**Prompt:** Report only the number of lines holding "Cptes".

**Saved data entries:**
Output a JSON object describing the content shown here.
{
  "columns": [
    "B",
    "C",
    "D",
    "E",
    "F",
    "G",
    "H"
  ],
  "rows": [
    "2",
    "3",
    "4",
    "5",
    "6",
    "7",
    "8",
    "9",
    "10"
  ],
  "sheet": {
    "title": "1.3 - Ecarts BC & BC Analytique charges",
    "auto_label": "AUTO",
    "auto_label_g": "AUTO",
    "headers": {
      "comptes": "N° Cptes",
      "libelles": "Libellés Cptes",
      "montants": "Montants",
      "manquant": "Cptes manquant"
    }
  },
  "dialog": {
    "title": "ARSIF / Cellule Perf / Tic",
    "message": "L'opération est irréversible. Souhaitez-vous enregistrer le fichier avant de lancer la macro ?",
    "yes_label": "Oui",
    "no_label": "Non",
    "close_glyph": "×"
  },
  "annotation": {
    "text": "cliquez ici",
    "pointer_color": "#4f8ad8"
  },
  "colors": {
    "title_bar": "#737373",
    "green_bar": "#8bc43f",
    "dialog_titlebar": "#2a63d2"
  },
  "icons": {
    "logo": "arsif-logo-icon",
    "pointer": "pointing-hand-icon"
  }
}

**Completed exercise:** 3